→ WHAT IS NEEDED: Scan the data below for the string "芋道源码". Copy every line where it appears.

→ AVAILABLE RECORDS:
● ● ● ● ● ● ●
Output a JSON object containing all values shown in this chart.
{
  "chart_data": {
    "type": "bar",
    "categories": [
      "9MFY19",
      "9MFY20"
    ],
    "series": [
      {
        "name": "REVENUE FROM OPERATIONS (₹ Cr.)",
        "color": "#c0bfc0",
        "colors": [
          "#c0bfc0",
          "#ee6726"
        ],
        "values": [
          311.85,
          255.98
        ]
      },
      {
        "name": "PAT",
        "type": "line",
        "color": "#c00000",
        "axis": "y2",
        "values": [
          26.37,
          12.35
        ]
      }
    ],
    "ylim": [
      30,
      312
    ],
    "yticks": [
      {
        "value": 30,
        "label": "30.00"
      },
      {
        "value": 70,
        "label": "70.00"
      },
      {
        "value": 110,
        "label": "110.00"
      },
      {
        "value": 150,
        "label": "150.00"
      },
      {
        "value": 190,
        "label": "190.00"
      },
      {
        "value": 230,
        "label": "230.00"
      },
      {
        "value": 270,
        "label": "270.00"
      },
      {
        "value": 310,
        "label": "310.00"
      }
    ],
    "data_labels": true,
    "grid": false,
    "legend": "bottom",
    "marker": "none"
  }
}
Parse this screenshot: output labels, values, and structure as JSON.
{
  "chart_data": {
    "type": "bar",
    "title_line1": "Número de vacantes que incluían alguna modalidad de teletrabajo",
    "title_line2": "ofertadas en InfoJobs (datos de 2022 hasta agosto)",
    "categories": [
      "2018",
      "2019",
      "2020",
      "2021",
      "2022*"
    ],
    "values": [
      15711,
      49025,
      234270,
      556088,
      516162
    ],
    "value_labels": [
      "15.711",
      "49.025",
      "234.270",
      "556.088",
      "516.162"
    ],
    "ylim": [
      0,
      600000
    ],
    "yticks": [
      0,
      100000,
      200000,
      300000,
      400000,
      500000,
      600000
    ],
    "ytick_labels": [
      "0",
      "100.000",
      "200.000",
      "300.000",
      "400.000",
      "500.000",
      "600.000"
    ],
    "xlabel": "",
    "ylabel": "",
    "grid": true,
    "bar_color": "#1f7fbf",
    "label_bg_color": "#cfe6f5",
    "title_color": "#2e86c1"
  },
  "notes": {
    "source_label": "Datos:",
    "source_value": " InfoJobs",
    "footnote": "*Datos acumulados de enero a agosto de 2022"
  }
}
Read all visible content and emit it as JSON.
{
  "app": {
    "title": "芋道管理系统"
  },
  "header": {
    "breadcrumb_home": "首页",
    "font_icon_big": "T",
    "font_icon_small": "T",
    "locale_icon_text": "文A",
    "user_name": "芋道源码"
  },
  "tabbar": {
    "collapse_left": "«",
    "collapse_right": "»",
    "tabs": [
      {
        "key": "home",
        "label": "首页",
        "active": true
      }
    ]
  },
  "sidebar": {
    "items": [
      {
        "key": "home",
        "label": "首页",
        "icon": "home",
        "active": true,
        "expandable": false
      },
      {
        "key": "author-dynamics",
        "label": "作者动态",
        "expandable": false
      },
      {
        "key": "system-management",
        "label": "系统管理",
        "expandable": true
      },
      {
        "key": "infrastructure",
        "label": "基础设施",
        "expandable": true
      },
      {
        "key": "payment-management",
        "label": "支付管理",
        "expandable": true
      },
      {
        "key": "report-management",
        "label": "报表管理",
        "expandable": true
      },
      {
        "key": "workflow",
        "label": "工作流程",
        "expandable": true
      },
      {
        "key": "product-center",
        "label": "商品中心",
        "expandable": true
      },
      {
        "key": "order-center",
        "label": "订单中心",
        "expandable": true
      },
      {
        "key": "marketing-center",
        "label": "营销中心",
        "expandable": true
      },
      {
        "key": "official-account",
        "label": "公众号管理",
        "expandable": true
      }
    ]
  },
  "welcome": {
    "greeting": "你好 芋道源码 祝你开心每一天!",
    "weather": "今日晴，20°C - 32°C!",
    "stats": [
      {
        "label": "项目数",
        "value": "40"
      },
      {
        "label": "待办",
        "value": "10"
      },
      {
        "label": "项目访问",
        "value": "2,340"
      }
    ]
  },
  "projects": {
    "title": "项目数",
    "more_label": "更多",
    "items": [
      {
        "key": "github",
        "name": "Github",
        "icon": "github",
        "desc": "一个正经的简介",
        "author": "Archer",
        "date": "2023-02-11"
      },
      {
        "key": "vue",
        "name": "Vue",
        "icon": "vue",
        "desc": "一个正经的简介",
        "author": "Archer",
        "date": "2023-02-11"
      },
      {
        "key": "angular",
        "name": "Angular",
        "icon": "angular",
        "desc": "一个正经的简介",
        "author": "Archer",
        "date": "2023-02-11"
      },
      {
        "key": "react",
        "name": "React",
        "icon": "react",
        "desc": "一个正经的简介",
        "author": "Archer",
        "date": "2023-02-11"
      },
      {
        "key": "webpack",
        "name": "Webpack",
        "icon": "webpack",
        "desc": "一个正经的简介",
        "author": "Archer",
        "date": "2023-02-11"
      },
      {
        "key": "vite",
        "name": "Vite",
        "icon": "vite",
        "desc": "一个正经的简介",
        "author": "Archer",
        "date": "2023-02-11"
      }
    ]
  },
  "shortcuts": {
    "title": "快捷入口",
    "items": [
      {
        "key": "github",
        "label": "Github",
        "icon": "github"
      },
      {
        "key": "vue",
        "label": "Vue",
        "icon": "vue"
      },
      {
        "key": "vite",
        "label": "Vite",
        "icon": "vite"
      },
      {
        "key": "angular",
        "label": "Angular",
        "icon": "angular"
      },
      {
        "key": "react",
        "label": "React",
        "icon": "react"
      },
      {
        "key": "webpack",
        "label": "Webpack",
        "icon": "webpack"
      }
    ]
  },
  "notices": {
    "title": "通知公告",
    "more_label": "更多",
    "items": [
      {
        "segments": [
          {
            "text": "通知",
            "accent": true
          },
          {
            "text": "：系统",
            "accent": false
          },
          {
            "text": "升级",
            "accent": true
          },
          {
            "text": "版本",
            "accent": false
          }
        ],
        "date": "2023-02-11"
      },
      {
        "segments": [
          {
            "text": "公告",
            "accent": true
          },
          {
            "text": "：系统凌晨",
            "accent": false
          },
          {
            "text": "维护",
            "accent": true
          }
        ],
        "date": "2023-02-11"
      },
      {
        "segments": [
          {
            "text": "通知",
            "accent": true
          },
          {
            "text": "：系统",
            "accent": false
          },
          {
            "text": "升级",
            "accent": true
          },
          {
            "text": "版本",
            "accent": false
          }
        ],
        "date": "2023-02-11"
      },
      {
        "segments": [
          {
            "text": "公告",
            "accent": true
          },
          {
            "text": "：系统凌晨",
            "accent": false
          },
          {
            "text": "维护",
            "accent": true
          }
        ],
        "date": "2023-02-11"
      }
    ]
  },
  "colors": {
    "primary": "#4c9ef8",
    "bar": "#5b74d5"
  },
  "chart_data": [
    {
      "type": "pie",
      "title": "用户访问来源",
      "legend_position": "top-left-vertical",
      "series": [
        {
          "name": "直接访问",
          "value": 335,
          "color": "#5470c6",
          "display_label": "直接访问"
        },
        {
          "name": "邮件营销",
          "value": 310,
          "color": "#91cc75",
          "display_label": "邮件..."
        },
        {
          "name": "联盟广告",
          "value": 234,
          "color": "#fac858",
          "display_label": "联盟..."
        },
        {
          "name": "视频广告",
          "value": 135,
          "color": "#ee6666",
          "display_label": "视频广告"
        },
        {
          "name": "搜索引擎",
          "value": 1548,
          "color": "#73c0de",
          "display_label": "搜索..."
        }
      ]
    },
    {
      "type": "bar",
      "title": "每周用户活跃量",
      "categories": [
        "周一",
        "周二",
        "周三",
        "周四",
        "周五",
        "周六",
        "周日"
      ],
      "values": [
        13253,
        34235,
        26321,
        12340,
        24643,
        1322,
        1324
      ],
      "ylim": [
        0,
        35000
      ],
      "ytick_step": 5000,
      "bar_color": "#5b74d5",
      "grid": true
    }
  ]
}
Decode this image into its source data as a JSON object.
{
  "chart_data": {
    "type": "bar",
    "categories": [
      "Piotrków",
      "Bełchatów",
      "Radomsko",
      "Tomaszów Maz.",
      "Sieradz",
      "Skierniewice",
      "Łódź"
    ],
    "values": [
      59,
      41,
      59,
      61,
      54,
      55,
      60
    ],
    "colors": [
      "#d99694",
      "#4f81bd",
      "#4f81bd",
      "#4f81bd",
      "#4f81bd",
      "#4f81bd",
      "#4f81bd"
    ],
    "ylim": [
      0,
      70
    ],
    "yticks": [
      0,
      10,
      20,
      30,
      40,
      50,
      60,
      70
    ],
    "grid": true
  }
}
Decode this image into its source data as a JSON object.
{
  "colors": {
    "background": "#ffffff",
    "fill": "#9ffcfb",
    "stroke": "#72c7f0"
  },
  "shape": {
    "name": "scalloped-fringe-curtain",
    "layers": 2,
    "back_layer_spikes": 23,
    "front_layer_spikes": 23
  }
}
● ● ● ● ● ● ●
→ SOLUTION:
    "user_name": "芋道源码"
    "greeting": "你好 芋道源码 祝你开心每一天!",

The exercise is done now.